## RECORDS FOR THE EXERCISE:
★ ★ ★
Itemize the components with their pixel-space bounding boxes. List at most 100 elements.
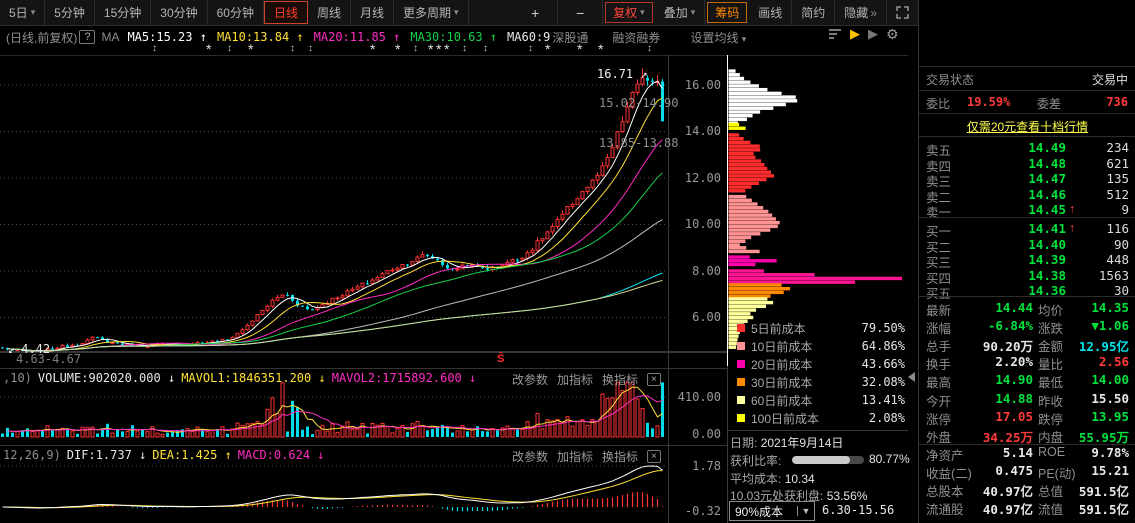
flag-play-icon[interactable]: ▶ [850, 28, 860, 40]
legend-swatch [737, 396, 745, 404]
gap-label-2: 13.85-13.88 [599, 136, 678, 150]
volume-pane-actions: 改参数 加指标 换指标 × [512, 371, 661, 388]
legend-label: 5日前成本 [751, 320, 862, 337]
event-marker-icon[interactable]: ↕ [462, 44, 467, 54]
chart-info-row: (日线,前复权) ? MA MA5:15.23 ↑MA10:13.84 ↑MA2… [0, 28, 910, 46]
chart-mode-label: (日线,前复权) [6, 29, 77, 46]
vol-edit-params[interactable]: 改参数 [512, 371, 548, 388]
ask-row-1[interactable]: 卖五14.49234 [919, 140, 1135, 155]
hk-connect-label: 深股通 [552, 29, 588, 46]
event-marker-icon[interactable]: ↕ [413, 44, 418, 54]
ma-settings-button[interactable]: 设置均线 ▾ [690, 29, 746, 46]
ask-row-2[interactable]: 卖四14.48621 [919, 156, 1135, 171]
zoom-out-button[interactable]: − [558, 0, 603, 25]
legend-swatch [737, 378, 745, 386]
play-icon[interactable]: ▶ [868, 28, 878, 40]
legend-value: 13.41% [862, 393, 905, 407]
stat-row-8: 外盘34.25万内盘55.95万 [919, 427, 1135, 445]
event-marker-icon[interactable]: ↕ [483, 44, 488, 54]
ask-row-3[interactable]: 卖三14.47135 [919, 171, 1135, 186]
event-marker-icon[interactable]: * [598, 44, 603, 54]
event-marker-icon[interactable]: * [428, 44, 433, 54]
macd-switch-indicator[interactable]: 换指标 [602, 448, 638, 465]
bid-row-1[interactable]: 买一14.41↑116 [919, 221, 1135, 236]
tool-button-6[interactable]: 隐藏» [835, 0, 887, 25]
event-marker-icon[interactable]: * [370, 44, 375, 54]
chip-legend-row: 5日前成本79.50% [737, 320, 905, 336]
chip-legend-row: 100日前成本2.08% [737, 410, 905, 426]
macd-params: 12,26,9) [3, 448, 61, 462]
event-marker-icon[interactable]: * [248, 44, 253, 54]
tool-button-2[interactable]: 叠加▾ [655, 0, 706, 25]
zoom-in-button[interactable]: + [513, 0, 558, 25]
chip-legend-row: 20日前成本43.66% [737, 356, 905, 372]
chip-profit-ratio: 80.77% [869, 452, 909, 466]
event-marker-icon[interactable]: * [545, 44, 550, 54]
margin-trading-label[interactable]: 融资融券 [612, 29, 660, 46]
ask-row-4[interactable]: 卖二14.46512 [919, 187, 1135, 202]
volume-value: VOLUME:902020.000 ↓ [38, 371, 175, 385]
stat-row-4: 换手2.20%量比2.56 [919, 354, 1135, 372]
mavol2-value: MAVOL2:1715892.600 ↓ [332, 371, 477, 385]
price-axis-10: 10.00 [668, 217, 721, 231]
event-marker-icon[interactable]: ↕ [308, 44, 313, 54]
quote-panel: 交易状态 交易中 委比 19.59% 委差 736 仅需20元查看十档行情 卖五… [918, 0, 1135, 523]
ask-row-5[interactable]: 卖一14.45↑9 [919, 202, 1135, 217]
help-icon[interactable]: ? [79, 30, 95, 44]
event-marker-icon[interactable]: ↕ [528, 44, 533, 54]
stat-row-2: 涨幅-6.84%涨跌▼1.06 [919, 318, 1135, 336]
event-marker-icon[interactable]: * [444, 44, 449, 54]
macd-edit-params[interactable]: 改参数 [512, 448, 548, 465]
collapse-panel-icon[interactable] [908, 372, 915, 382]
period-tab-6[interactable]: 日线 [264, 1, 308, 24]
macd-add-indicator[interactable]: 加指标 [557, 448, 593, 465]
event-marker-icon[interactable]: ↕ [290, 44, 295, 54]
event-marker-icon[interactable]: ↕ [647, 44, 652, 54]
cost-range-dropdown[interactable]: 90%成本▼ [729, 501, 815, 521]
period-tab-8[interactable]: 月线 [351, 0, 394, 25]
tool-button-4[interactable]: 画线 [749, 0, 792, 25]
ma-item-3: MA20:11.85 ↑ [314, 30, 401, 44]
event-marker-icon[interactable]: * [577, 44, 582, 54]
vol-switch-indicator[interactable]: 换指标 [602, 371, 638, 388]
weibi-value: 19.59% [967, 95, 1010, 109]
period-tab-3[interactable]: 15分钟 [95, 0, 151, 25]
macd-close-icon[interactable]: × [647, 450, 661, 463]
legend-value: 43.66% [862, 357, 905, 371]
chip-avg-cost: 平均成本: 10.34 [730, 470, 906, 487]
tool-button-1[interactable]: 复权▾ [605, 2, 653, 23]
level2-upgrade-link[interactable]: 仅需20元查看十档行情 [967, 120, 1088, 134]
event-marker-icon[interactable]: * [436, 44, 441, 54]
vol-close-icon[interactable]: × [647, 373, 661, 386]
fullscreen-icon[interactable] [887, 0, 918, 25]
tool-button-5[interactable]: 简约 [792, 0, 835, 25]
upgrade-link-row: 仅需20元查看十档行情 [919, 118, 1135, 135]
bid-row-3[interactable]: 买三14.39448 [919, 252, 1135, 267]
period-tab-7[interactable]: 周线 [308, 0, 351, 25]
chip-legend-row: 60日前成本13.41% [737, 392, 905, 408]
bid-row-4[interactable]: 买四14.381563 [919, 268, 1135, 283]
macd-axis-max: 1.78 [668, 459, 721, 473]
event-marker-icon[interactable]: * [395, 44, 400, 54]
period-tab-2[interactable]: 5分钟 [45, 0, 95, 25]
period-tab-1[interactable]: 5日▾ [0, 0, 45, 25]
price-axis-12: 12.00 [668, 171, 721, 185]
event-marker-icon[interactable]: ↕ [152, 44, 157, 54]
ma-item-1: MA5:15.23 ↑ [127, 30, 206, 44]
vol-add-indicator[interactable]: 加指标 [557, 371, 593, 388]
legend-swatch [737, 324, 745, 332]
sell-signal-marker[interactable]: Ŝ [497, 353, 504, 365]
event-marker-icon[interactable]: * [206, 44, 211, 54]
macd-header: 12,26,9) DIF:1.737 ↓ DEA:1.425 ↑ MACD:0.… [3, 448, 325, 462]
trade-status: 交易中 [1092, 71, 1128, 88]
chevron-down-icon: ▼ [797, 506, 814, 516]
period-tab-9[interactable]: 更多周期▾ [394, 0, 469, 25]
list-icon[interactable] [828, 28, 842, 40]
period-tab-4[interactable]: 30分钟 [151, 0, 207, 25]
period-tab-5[interactable]: 60分钟 [208, 0, 264, 25]
gear-icon[interactable]: ⚙ [886, 28, 899, 40]
ma-prefix: MA [101, 30, 119, 44]
tool-button-3[interactable]: 筹码 [707, 2, 747, 23]
bid-row-2[interactable]: 买二14.4090 [919, 237, 1135, 252]
event-marker-icon[interactable]: ↕ [227, 44, 232, 54]
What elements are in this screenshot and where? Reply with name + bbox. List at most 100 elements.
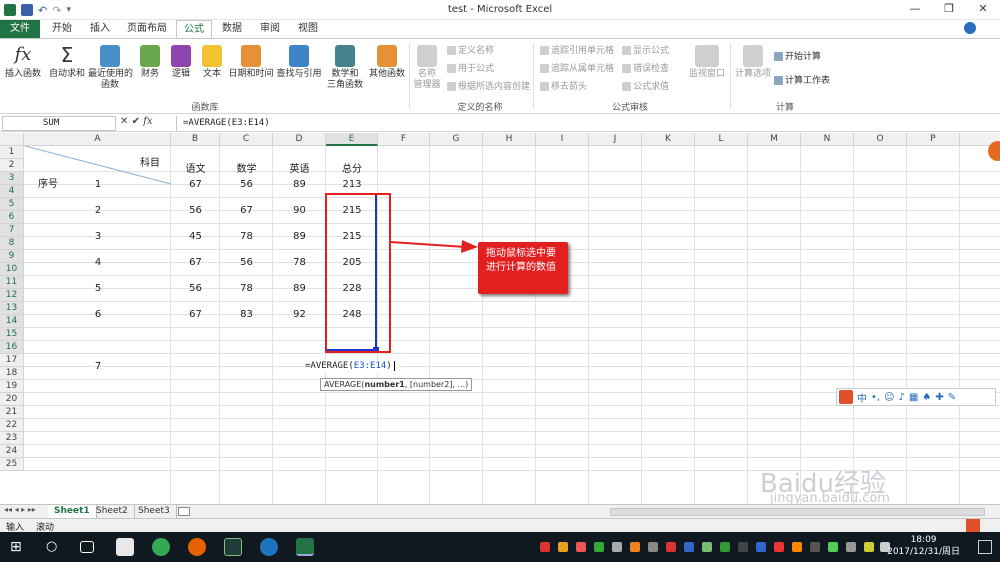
column-header-e[interactable]: E <box>326 133 378 146</box>
row-header-22[interactable]: 22 <box>0 419 24 432</box>
cell-math[interactable]: 67 <box>220 204 273 217</box>
tray-icon-10[interactable] <box>702 542 712 552</box>
column-header-c[interactable]: C <box>220 133 273 146</box>
cell-english[interactable]: 89 <box>273 282 326 295</box>
financial-button[interactable]: 财务 <box>135 43 165 80</box>
tray-icon-12[interactable] <box>738 542 748 552</box>
tray-icon-5[interactable] <box>612 542 622 552</box>
sheet-nav-icon[interactable]: ◂◂ ◂ ▸ ▸▸ <box>4 505 36 514</box>
remove-arrows-item[interactable]: 移去箭头 <box>540 81 587 93</box>
create-from-selection-item[interactable]: 根据所选内容创建 <box>447 81 530 93</box>
row-header-20[interactable]: 20 <box>0 393 24 406</box>
tab-formulas[interactable]: 公式 <box>176 20 212 39</box>
column-header-d[interactable]: D <box>273 133 326 146</box>
cell-math[interactable]: 83 <box>220 308 273 321</box>
column-header-a[interactable]: A <box>25 133 171 146</box>
tray-icon-15[interactable] <box>792 542 802 552</box>
sogou-tray-icon[interactable] <box>966 519 980 532</box>
fx-icon[interactable]: fx <box>143 116 152 127</box>
tray-icon-13[interactable] <box>756 542 766 552</box>
cell-index[interactable]: 5 <box>25 282 171 295</box>
error-checking-item[interactable]: 错误检查 <box>622 63 669 75</box>
cell-chinese[interactable]: 67 <box>171 256 220 269</box>
trace-precedents-item[interactable]: 追踪引用单元格 <box>540 45 614 57</box>
row-header-19[interactable]: 19 <box>0 380 24 393</box>
cell-english[interactable]: 89 <box>273 178 326 191</box>
minimize-button[interactable]: — <box>898 0 932 20</box>
sheet-tab-2[interactable]: Sheet2 <box>90 505 135 518</box>
excel-taskbar-icon[interactable] <box>296 538 314 556</box>
cell-english[interactable]: 89 <box>273 230 326 243</box>
row-header-25[interactable]: 25 <box>0 458 24 471</box>
column-header-n[interactable]: N <box>801 133 854 146</box>
tray-icon-16[interactable] <box>810 542 820 552</box>
tray-icon-19[interactable] <box>864 542 874 552</box>
cell-index[interactable]: 6 <box>25 308 171 321</box>
name-box[interactable]: SUM <box>2 116 116 131</box>
function-tooltip[interactable]: AVERAGE(number1, [number2], ...) <box>320 378 473 391</box>
row-header-3[interactable]: 3 <box>0 172 24 185</box>
tray-icon-6[interactable] <box>630 542 640 552</box>
tray-icon-17[interactable] <box>828 542 838 552</box>
row-header-14[interactable]: 14 <box>0 315 24 328</box>
insert-function-button[interactable]: fx 插入函数 <box>2 43 44 80</box>
column-header-k[interactable]: K <box>642 133 695 146</box>
enter-icon[interactable]: ✔ <box>132 116 140 127</box>
column-header-i[interactable]: I <box>536 133 589 146</box>
formula-input[interactable]: =AVERAGE(E3:E14) <box>176 116 991 131</box>
sheet-tab-3[interactable]: Sheet3 <box>132 505 177 518</box>
row-header-1[interactable]: 1 <box>0 146 24 159</box>
row-header-23[interactable]: 23 <box>0 432 24 445</box>
column-header-j[interactable]: J <box>589 133 642 146</box>
cell-total[interactable]: 213 <box>326 178 378 191</box>
math-trig-button[interactable]: 数学和 三角函数 <box>324 43 366 91</box>
logical-button[interactable]: 逻辑 <box>166 43 196 80</box>
row-header-16[interactable]: 16 <box>0 341 24 354</box>
restore-button[interactable]: ❐ <box>932 0 966 20</box>
new-sheet-icon[interactable] <box>178 507 190 516</box>
cell-math[interactable]: 56 <box>220 178 273 191</box>
row-header-10[interactable]: 10 <box>0 263 24 276</box>
cell-chinese[interactable]: 45 <box>171 230 220 243</box>
row-header-17[interactable]: 17 <box>0 354 24 367</box>
notification-icon[interactable] <box>978 540 992 554</box>
k-app-icon[interactable] <box>260 538 278 556</box>
watch-window-button[interactable]: 监视窗口 <box>686 43 728 80</box>
tray-icon-3[interactable] <box>576 542 586 552</box>
close-button[interactable]: ✕ <box>966 0 1000 20</box>
row-header-13[interactable]: 13 <box>0 302 24 315</box>
tab-home[interactable]: 开始 <box>44 20 80 38</box>
trace-dependents-item[interactable]: 追踪从属单元格 <box>540 63 614 75</box>
tray-icon-1[interactable] <box>540 542 550 552</box>
tray-icon-11[interactable] <box>720 542 730 552</box>
cell-chinese[interactable]: 56 <box>171 282 220 295</box>
clock[interactable]: 18:09 2017/12/31/周日 <box>887 534 960 558</box>
row-header-11[interactable]: 11 <box>0 276 24 289</box>
tab-page-layout[interactable]: 页面布局 <box>120 20 174 38</box>
tray-icon-4[interactable] <box>594 542 604 552</box>
tab-insert[interactable]: 插入 <box>82 20 118 38</box>
lookup-reference-button[interactable]: 查找与引用 <box>276 43 322 80</box>
cell-math[interactable]: 78 <box>220 282 273 295</box>
cell-index[interactable]: 3 <box>25 230 171 243</box>
cell-chinese[interactable]: 67 <box>171 178 220 191</box>
column-header-l[interactable]: L <box>695 133 748 146</box>
row-header-12[interactable]: 12 <box>0 289 24 302</box>
row-header-24[interactable]: 24 <box>0 445 24 458</box>
tab-file[interactable]: 文件 <box>0 20 40 38</box>
row-header-9[interactable]: 9 <box>0 250 24 263</box>
in-cell-editor[interactable]: =AVERAGE(E3:E14) <box>305 360 401 373</box>
worksheet-grid[interactable]: ABCDEFGHIJKLMNOP 1 2 3 4 5 6 7 8 9 10 11 12 13 14 15 16… <box>0 133 1000 504</box>
ime-toolbar[interactable]: 中 •, ☺ ♪ ▦ ♠ ✚ ✎ <box>836 388 996 406</box>
tab-view[interactable]: 视图 <box>290 20 326 38</box>
horizontal-scrollbar[interactable] <box>610 508 985 516</box>
row-header-21[interactable]: 21 <box>0 406 24 419</box>
cell-chinese[interactable]: 56 <box>171 204 220 217</box>
cell-index[interactable]: 2 <box>25 204 171 217</box>
cell-english[interactable]: 78 <box>273 256 326 269</box>
calc-options-button[interactable]: 计算选项 <box>733 43 773 80</box>
tab-data[interactable]: 数据 <box>214 20 250 38</box>
recent-functions-button[interactable]: 最近使用的 函数 <box>88 43 133 91</box>
calculate-now-item[interactable]: 开始计算 <box>774 51 821 63</box>
cell-index[interactable]: 1 <box>25 178 171 191</box>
★ ★ ★
## WHAT YOU WILL DO:
Reproduce verbatim the lines starting at the line containing "flag-play-icon[interactable]: ▶ [850, 28, 860, 40]" and ending at the line containing "ask-row-4[interactable]: 卖二14.46512 [919, 187, 1135, 202]", both included.

## ANSWER TO THE EXERCISE:
flag-play-icon[interactable]: ▶ [850, 28, 860, 40]
legend-swatch [737, 396, 745, 404]
gap-label-2: 13.85-13.88 [599, 136, 678, 150]
volume-pane-actions: 改参数 加指标 换指标 × [512, 371, 661, 388]
legend-label: 5日前成本 [751, 320, 862, 337]
event-marker-icon[interactable]: ↕ [462, 44, 467, 54]
chart-info-row: (日线,前复权) ? MA MA5:15.23 ↑MA10:13.84 ↑MA2… [0, 28, 910, 46]
chart-mode-label: (日线,前复权) [6, 29, 77, 46]
vol-edit-params[interactable]: 改参数 [512, 371, 548, 388]
ask-row-1[interactable]: 卖五14.49234 [919, 140, 1135, 155]
hk-connect-label: 深股通 [552, 29, 588, 46]
event-marker-icon[interactable]: ↕ [413, 44, 418, 54]
ma-settings-button[interactable]: 设置均线 ▾ [690, 29, 746, 46]
ask-row-2[interactable]: 卖四14.48621 [919, 156, 1135, 171]
zoom-out-button[interactable]: − [558, 0, 603, 25]
legend-swatch [737, 378, 745, 386]
play-icon[interactable]: ▶ [868, 28, 878, 40]
legend-value: 13.41% [862, 393, 905, 407]
stat-row-8: 外盘34.25万内盘55.95万 [919, 427, 1135, 445]
event-marker-icon[interactable]: ↕ [483, 44, 488, 54]
ask-row-3[interactable]: 卖三14.47135 [919, 171, 1135, 186]
event-marker-icon[interactable]: * [598, 44, 603, 54]
event-marker-icon[interactable]: * [428, 44, 433, 54]
macd-switch-indicator[interactable]: 换指标 [602, 448, 638, 465]
bid-row-1[interactable]: 买一14.41↑116 [919, 221, 1135, 236]
tool-button-6[interactable]: 隐藏» [835, 0, 887, 25]
event-marker-icon[interactable]: * [370, 44, 375, 54]
chip-legend-row: 5日前成本79.50% [737, 320, 905, 336]
chip-legend-row: 100日前成本2.08% [737, 410, 905, 426]
macd-params: 12,26,9) [3, 448, 61, 462]
event-marker-icon[interactable]: * [248, 44, 253, 54]
tool-button-2[interactable]: 叠加▾ [655, 0, 706, 25]
zoom-in-button[interactable]: + [513, 0, 558, 25]
chip-legend-row: 20日前成本43.66% [737, 356, 905, 372]
chip-profit-ratio: 80.77% [869, 452, 909, 466]
event-marker-icon[interactable]: * [545, 44, 550, 54]
margin-trading-label[interactable]: 融资融券 [612, 29, 660, 46]
ask-row-4[interactable]: 卖二14.46512 [919, 187, 1135, 202]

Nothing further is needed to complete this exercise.